What you need to do
Skip the images and return the records below exactly.

Extracted data entries
^^^^
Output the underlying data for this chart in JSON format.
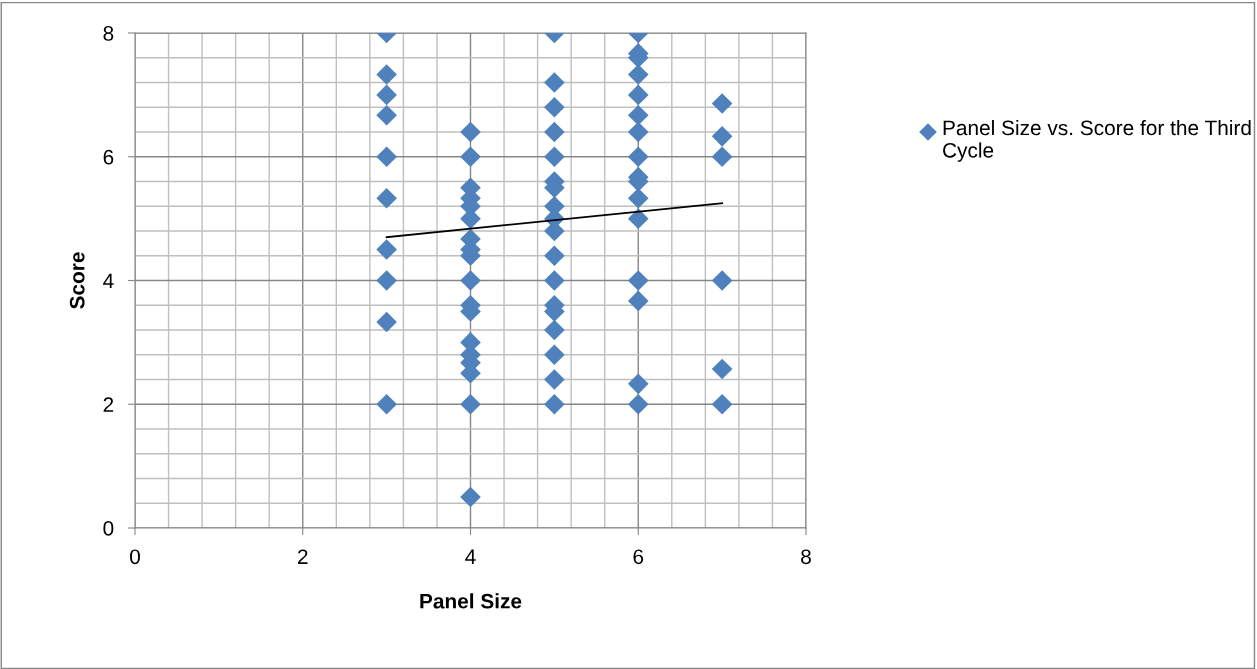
{
  "chart_data": {
    "type": "scatter",
    "xlabel": "Panel Size",
    "ylabel": "Score",
    "xlim": [
      0,
      8
    ],
    "ylim": [
      0,
      8
    ],
    "xticks": [
      0,
      {
        "value": 0.4,
        "label": null
      },
      {
        "value": 0.8,
        "label": null
      },
      {
        "value": 1.2,
        "label": null
      },
      {
        "value": 1.6,
        "label": null
      },
      2,
      {
        "value": 2.4,
        "label": null
      },
      {
        "value": 2.8,
        "label": null
      },
      {
        "value": 3.2,
        "label": null
      },
      {
        "value": 3.6,
        "label": null
      },
      4,
      {
        "value": 4.4,
        "label": null
      },
      {
        "value": 4.8,
        "label": null
      },
      {
        "value": 5.2,
        "label": null
      },
      {
        "value": 5.6,
        "label": null
      },
      6,
      {
        "value": 6.4,
        "label": null
      },
      {
        "value": 6.8,
        "label": null
      },
      {
        "value": 7.2,
        "label": null
      },
      {
        "value": 7.6,
        "label": null
      },
      8
    ],
    "yticks": [
      0,
      {
        "value": 0.4,
        "label": null
      },
      {
        "value": 0.8,
        "label": null
      },
      {
        "value": 1.2,
        "label": null
      },
      {
        "value": 1.6,
        "label": null
      },
      2,
      {
        "value": 2.4,
        "label": null
      },
      {
        "value": 2.8,
        "label": null
      },
      {
        "value": 3.2,
        "label": null
      },
      {
        "value": 3.6,
        "label": null
      },
      4,
      {
        "value": 4.4,
        "label": null
      },
      {
        "value": 4.8,
        "label": null
      },
      {
        "value": 5.2,
        "label": null
      },
      {
        "value": 5.6,
        "label": null
      },
      6,
      {
        "value": 6.4,
        "label": null
      },
      {
        "value": 6.8,
        "label": null
      },
      {
        "value": 7.2,
        "label": null
      },
      {
        "value": 7.6,
        "label": null
      },
      8
    ],
    "grid": true,
    "legend": "right",
    "marker": "diamond",
    "series": [
      {
        "name": "Panel Size vs. Score for the Third Cycle",
        "color": "#4f81bd",
        "x": [
          3,
          3,
          3,
          3,
          3,
          3,
          3,
          3,
          3,
          3,
          4,
          4,
          4,
          4,
          4,
          4,
          4,
          4,
          4,
          4,
          4,
          4,
          4,
          4,
          4,
          4,
          4,
          4,
          5,
          5,
          5,
          5,
          5,
          5,
          5,
          5,
          5,
          5,
          5,
          5,
          5,
          5,
          5,
          5,
          5,
          5,
          6,
          6,
          6,
          6,
          6,
          6,
          6,
          6,
          6,
          6,
          6,
          6,
          6,
          6,
          6,
          6,
          7,
          7,
          7,
          7,
          7,
          7
        ],
        "values": [
          8,
          7.33,
          7,
          6.67,
          6,
          5.33,
          4.5,
          4,
          3.33,
          2,
          6.4,
          6,
          5.5,
          5.33,
          5.2,
          5,
          4.67,
          4.5,
          4.4,
          4,
          3.6,
          3.5,
          3,
          2.8,
          2.67,
          2.5,
          2,
          0.5,
          8,
          7.2,
          6.8,
          6.4,
          6,
          5.6,
          5.5,
          5.2,
          5,
          4.8,
          4.4,
          4,
          3.6,
          3.5,
          3.2,
          2.8,
          2.4,
          2,
          8,
          7.67,
          7.6,
          7.33,
          7,
          6.67,
          6.4,
          6,
          5.67,
          5.6,
          5.33,
          5,
          4,
          3.67,
          2.33,
          2,
          6.86,
          6.33,
          6,
          4,
          2.57,
          2
        ]
      },
      {
        "type": "line",
        "color": "#000000",
        "marker": "none",
        "x": [
          3,
          7
        ],
        "values": [
          4.7,
          5.25
        ]
      }
    ]
  }
}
^^^^
Answer
Output the underlying data for this chart in JSON format.
{
  "chart_data": {
    "type": "scatter",
    "xlabel": "Panel Size",
    "ylabel": "Score",
    "xlim": [
      0,
      8
    ],
    "ylim": [
      0,
      8
    ],
    "xticks": [
      0,
      {
        "value": 0.4,
        "label": null
      },
      {
        "value": 0.8,
        "label": null
      },
      {
        "value": 1.2,
        "label": null
      },
      {
        "value": 1.6,
        "label": null
      },
      2,
      {
        "value": 2.4,
        "label": null
      },
      {
        "value": 2.8,
        "label": null
      },
      {
        "value": 3.2,
        "label": null
      },
      {
        "value": 3.6,
        "label": null
      },
      4,
      {
        "value": 4.4,
        "label": null
      },
      {
        "value": 4.8,
        "label": null
      },
      {
        "value": 5.2,
        "label": null
      },
      {
        "value": 5.6,
        "label": null
      },
      6,
      {
        "value": 6.4,
        "label": null
      },
      {
        "value": 6.8,
        "label": null
      },
      {
        "value": 7.2,
        "label": null
      },
      {
        "value": 7.6,
        "label": null
      },
      8
    ],
    "yticks": [
      0,
      {
        "value": 0.4,
        "label": null
      },
      {
        "value": 0.8,
        "label": null
      },
      {
        "value": 1.2,
        "label": null
      },
      {
        "value": 1.6,
        "label": null
      },
      2,
      {
        "value": 2.4,
        "label": null
      },
      {
        "value": 2.8,
        "label": null
      },
      {
        "value": 3.2,
        "label": null
      },
      {
        "value": 3.6,
        "label": null
      },
      4,
      {
        "value": 4.4,
        "label": null
      },
      {
        "value": 4.8,
        "label": null
      },
      {
        "value": 5.2,
        "label": null
      },
      {
        "value": 5.6,
        "label": null
      },
      6,
      {
        "value": 6.4,
        "label": null
      },
      {
        "value": 6.8,
        "label": null
      },
      {
        "value": 7.2,
        "label": null
      },
      {
        "value": 7.6,
        "label": null
      },
      8
    ],
    "grid": true,
    "legend": "right",
    "marker": "diamond",
    "series": [
      {
        "name": "Panel Size vs. Score for the Third Cycle",
        "color": "#4f81bd",
        "x": [
          3,
          3,
          3,
          3,
          3,
          3,
          3,
          3,
          3,
          3,
          4,
          4,
          4,
          4,
          4,
          4,
          4,
          4,
          4,
          4,
          4,
          4,
          4,
          4,
          4,
          4,
          4,
          4,
          5,
          5,
          5,
          5,
          5,
          5,
          5,
          5,
          5,
          5,
          5,
          5,
          5,
          5,
          5,
          5,
          5,
          5,
          6,
          6,
          6,
          6,
          6,
          6,
          6,
          6,
          6,
          6,
          6,
          6,
          6,
          6,
          6,
          6,
          7,
          7,
          7,
          7,
          7,
          7
        ],
        "values": [
          8,
          7.33,
          7,
          6.67,
          6,
          5.33,
          4.5,
          4,
          3.33,
          2,
          6.4,
          6,
          5.5,
          5.33,
          5.2,
          5,
          4.67,
          4.5,
          4.4,
          4,
          3.6,
          3.5,
          3,
          2.8,
          2.67,
          2.5,
          2,
          0.5,
          8,
          7.2,
          6.8,
          6.4,
          6,
          5.6,
          5.5,
          5.2,
          5,
          4.8,
          4.4,
          4,
          3.6,
          3.5,
          3.2,
          2.8,
          2.4,
          2,
          8,
          7.67,
          7.6,
          7.33,
          7,
          6.67,
          6.4,
          6,
          5.67,
          5.6,
          5.33,
          5,
          4,
          3.67,
          2.33,
          2,
          6.86,
          6.33,
          6,
          4,
          2.57,
          2
        ]
      },
      {
        "type": "line",
        "color": "#000000",
        "marker": "none",
        "x": [
          3,
          7
        ],
        "values": [
          4.7,
          5.25
        ]
      }
    ]
  }
}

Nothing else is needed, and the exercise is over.